> Given task: Reproduce this listing in full.

======== Data for this exercise

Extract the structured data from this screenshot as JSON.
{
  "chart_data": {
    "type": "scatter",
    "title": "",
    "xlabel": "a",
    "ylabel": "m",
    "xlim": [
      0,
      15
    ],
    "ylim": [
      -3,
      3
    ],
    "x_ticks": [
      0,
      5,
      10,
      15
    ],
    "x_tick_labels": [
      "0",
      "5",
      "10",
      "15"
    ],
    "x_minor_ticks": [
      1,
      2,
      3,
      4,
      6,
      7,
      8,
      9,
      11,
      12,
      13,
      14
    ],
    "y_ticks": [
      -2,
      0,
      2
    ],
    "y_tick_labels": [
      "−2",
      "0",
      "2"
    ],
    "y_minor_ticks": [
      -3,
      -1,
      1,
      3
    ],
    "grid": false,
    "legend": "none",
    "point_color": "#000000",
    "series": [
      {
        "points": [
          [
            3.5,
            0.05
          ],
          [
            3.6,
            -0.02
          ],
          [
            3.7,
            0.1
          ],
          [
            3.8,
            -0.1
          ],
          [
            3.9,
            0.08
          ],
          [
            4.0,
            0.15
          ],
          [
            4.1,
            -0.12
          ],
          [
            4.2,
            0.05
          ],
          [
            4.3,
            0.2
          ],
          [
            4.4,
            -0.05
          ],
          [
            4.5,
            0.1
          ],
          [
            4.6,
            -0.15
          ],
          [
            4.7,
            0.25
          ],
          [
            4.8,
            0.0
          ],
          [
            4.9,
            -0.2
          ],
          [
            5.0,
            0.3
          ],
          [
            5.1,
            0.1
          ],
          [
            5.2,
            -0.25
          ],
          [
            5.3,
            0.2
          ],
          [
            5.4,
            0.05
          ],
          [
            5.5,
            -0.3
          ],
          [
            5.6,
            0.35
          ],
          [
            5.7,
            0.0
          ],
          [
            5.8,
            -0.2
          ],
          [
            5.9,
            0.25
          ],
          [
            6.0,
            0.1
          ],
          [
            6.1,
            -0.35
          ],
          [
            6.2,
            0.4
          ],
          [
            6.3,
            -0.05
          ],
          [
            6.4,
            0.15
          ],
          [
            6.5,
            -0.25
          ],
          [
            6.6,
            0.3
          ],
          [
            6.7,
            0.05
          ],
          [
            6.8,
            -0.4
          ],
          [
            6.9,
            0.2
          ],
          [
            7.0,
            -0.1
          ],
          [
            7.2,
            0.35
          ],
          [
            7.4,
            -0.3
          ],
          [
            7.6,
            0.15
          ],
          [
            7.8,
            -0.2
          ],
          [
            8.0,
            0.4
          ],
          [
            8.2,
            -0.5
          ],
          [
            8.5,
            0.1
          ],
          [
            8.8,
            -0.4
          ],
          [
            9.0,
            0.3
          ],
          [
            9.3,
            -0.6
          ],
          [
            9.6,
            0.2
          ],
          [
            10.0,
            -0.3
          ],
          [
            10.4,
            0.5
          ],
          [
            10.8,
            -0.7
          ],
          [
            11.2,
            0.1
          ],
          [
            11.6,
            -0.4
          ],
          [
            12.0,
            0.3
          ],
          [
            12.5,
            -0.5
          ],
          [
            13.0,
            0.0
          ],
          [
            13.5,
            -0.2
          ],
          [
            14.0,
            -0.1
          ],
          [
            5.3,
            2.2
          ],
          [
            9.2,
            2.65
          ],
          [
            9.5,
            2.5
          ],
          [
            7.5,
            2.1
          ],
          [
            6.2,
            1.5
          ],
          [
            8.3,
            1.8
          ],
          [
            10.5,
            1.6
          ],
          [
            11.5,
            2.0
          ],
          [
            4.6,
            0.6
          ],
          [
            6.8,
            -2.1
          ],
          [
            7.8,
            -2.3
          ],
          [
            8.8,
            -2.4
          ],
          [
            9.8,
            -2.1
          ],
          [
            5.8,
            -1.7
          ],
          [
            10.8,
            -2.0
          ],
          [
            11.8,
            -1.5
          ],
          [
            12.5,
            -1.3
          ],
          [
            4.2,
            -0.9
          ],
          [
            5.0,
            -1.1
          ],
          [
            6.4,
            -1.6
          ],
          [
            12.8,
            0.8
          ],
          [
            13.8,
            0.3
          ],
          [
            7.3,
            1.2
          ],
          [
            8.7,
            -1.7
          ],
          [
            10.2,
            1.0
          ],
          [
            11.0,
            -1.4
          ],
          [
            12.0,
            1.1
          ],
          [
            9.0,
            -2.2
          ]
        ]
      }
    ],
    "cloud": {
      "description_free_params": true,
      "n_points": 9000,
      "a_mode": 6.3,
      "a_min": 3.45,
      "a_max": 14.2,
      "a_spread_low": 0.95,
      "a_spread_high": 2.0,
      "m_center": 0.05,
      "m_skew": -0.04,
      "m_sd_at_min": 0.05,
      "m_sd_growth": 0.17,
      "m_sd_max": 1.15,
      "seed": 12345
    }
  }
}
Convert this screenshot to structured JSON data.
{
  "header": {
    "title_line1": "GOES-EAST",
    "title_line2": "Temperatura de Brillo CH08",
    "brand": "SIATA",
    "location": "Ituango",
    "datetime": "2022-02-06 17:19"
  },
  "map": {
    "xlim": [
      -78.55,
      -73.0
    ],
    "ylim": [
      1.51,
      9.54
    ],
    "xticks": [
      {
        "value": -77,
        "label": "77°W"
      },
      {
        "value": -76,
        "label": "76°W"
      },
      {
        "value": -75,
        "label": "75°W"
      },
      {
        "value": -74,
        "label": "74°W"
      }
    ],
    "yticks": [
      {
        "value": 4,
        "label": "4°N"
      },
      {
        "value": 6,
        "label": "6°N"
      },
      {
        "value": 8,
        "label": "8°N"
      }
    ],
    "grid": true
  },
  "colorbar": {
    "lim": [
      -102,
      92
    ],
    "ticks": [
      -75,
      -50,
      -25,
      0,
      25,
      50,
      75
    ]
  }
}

================

> Solution below:
Extract the structured data from this screenshot as JSON.
{
  "chart_data": {
    "type": "scatter",
    "title": "",
    "xlabel": "a",
    "ylabel": "m",
    "xlim": [
      0,
      15
    ],
    "ylim": [
      -3,
      3
    ],
    "x_ticks": [
      0,
      5,
      10,
      15
    ],
    "x_tick_labels": [
      "0",
      "5",
      "10",
      "15"
    ],
    "x_minor_ticks": [
      1,
      2,
      3,
      4,
      6,
      7,
      8,
      9,
      11,
      12,
      13,
      14
    ],
    "y_ticks": [
      -2,
      0,
      2
    ],
    "y_tick_labels": [
      "−2",
      "0",
      "2"
    ],
    "y_minor_ticks": [
      -3,
      -1,
      1,
      3
    ],
    "grid": false,
    "legend": "none",
    "point_color": "#000000",
    "series": [
      {
        "points": [
          [
            3.5,
            0.05
          ],
          [
            3.6,
            -0.02
          ],
          [
            3.7,
            0.1
          ],
          [
            3.8,
            -0.1
          ],
          [
            3.9,
            0.08
          ],
          [
            4.0,
            0.15
          ],
          [
            4.1,
            -0.12
          ],
          [
            4.2,
            0.05
          ],
          [
            4.3,
            0.2
          ],
          [
            4.4,
            -0.05
          ],
          [
            4.5,
            0.1
          ],
          [
            4.6,
            -0.15
          ],
          [
            4.7,
            0.25
          ],
          [
            4.8,
            0.0
          ],
          [
            4.9,
            -0.2
          ],
          [
            5.0,
            0.3
          ],
          [
            5.1,
            0.1
          ],
          [
            5.2,
            -0.25
          ],
          [
            5.3,
            0.2
          ],
          [
            5.4,
            0.05
          ],
          [
            5.5,
            -0.3
          ],
          [
            5.6,
            0.35
          ],
          [
            5.7,
            0.0
          ],
          [
            5.8,
            -0.2
          ],
          [
            5.9,
            0.25
          ],
          [
            6.0,
            0.1
          ],
          [
            6.1,
            -0.35
          ],
          [
            6.2,
            0.4
          ],
          [
            6.3,
            -0.05
          ],
          [
            6.4,
            0.15
          ],
          [
            6.5,
            -0.25
          ],
          [
            6.6,
            0.3
          ],
          [
            6.7,
            0.05
          ],
          [
            6.8,
            -0.4
          ],
          [
            6.9,
            0.2
          ],
          [
            7.0,
            -0.1
          ],
          [
            7.2,
            0.35
          ],
          [
            7.4,
            -0.3
          ],
          [
            7.6,
            0.15
          ],
          [
            7.8,
            -0.2
          ],
          [
            8.0,
            0.4
          ],
          [
            8.2,
            -0.5
          ],
          [
            8.5,
            0.1
          ],
          [
            8.8,
            -0.4
          ],
          [
            9.0,
            0.3
          ],
          [
            9.3,
            -0.6
          ],
          [
            9.6,
            0.2
          ],
          [
            10.0,
            -0.3
          ],
          [
            10.4,
            0.5
          ],
          [
            10.8,
            -0.7
          ],
          [
            11.2,
            0.1
          ],
          [
            11.6,
            -0.4
          ],
          [
            12.0,
            0.3
          ],
          [
            12.5,
            -0.5
          ],
          [
            13.0,
            0.0
          ],
          [
            13.5,
            -0.2
          ],
          [
            14.0,
            -0.1
          ],
          [
            5.3,
            2.2
          ],
          [
            9.2,
            2.65
          ],
          [
            9.5,
            2.5
          ],
          [
            7.5,
            2.1
          ],
          [
            6.2,
            1.5
          ],
          [
            8.3,
            1.8
          ],
          [
            10.5,
            1.6
          ],
          [
            11.5,
            2.0
          ],
          [
            4.6,
            0.6
          ],
          [
            6.8,
            -2.1
          ],
          [
            7.8,
            -2.3
          ],
          [
            8.8,
            -2.4
          ],
          [
            9.8,
            -2.1
          ],
          [
            5.8,
            -1.7
          ],
          [
            10.8,
            -2.0
          ],
          [
            11.8,
            -1.5
          ],
          [
            12.5,
            -1.3
          ],
          [
            4.2,
            -0.9
          ],
          [
            5.0,
            -1.1
          ],
          [
            6.4,
            -1.6
          ],
          [
            12.8,
            0.8
          ],
          [
            13.8,
            0.3
          ],
          [
            7.3,
            1.2
          ],
          [
            8.7,
            -1.7
          ],
          [
            10.2,
            1.0
          ],
          [
            11.0,
            -1.4
          ],
          [
            12.0,
            1.1
          ],
          [
            9.0,
            -2.2
          ]
        ]
      }
    ],
    "cloud": {
      "description_free_params": true,
      "n_points": 9000,
      "a_mode": 6.3,
      "a_min": 3.45,
      "a_max": 14.2,
      "a_spread_low": 0.95,
      "a_spread_high": 2.0,
      "m_center": 0.05,
      "m_skew": -0.04,
      "m_sd_at_min": 0.05,
      "m_sd_growth": 0.17,
      "m_sd_max": 1.15,
      "seed": 12345
    }
  }
}
Convert this screenshot to structured JSON data.
{
  "header": {
    "title_line1": "GOES-EAST",
    "title_line2": "Temperatura de Brillo CH08",
    "brand": "SIATA",
    "location": "Ituango",
    "datetime": "2022-02-06 17:19"
  },
  "map": {
    "xlim": [
      -78.55,
      -73.0
    ],
    "ylim": [
      1.51,
      9.54
    ],
    "xticks": [
      {
        "value": -77,
        "label": "77°W"
      },
      {
        "value": -76,
        "label": "76°W"
      },
      {
        "value": -75,
        "label": "75°W"
      },
      {
        "value": -74,
        "label": "74°W"
      }
    ],
    "yticks": [
      {
        "value": 4,
        "label": "4°N"
      },
      {
        "value": 6,
        "label": "6°N"
      },
      {
        "value": 8,
        "label": "8°N"
      }
    ],
    "grid": true
  },
  "colorbar": {
    "lim": [
      -102,
      92
    ],
    "ticks": [
      -75,
      -50,
      -25,
      0,
      25,
      50,
      75
    ]
  }
}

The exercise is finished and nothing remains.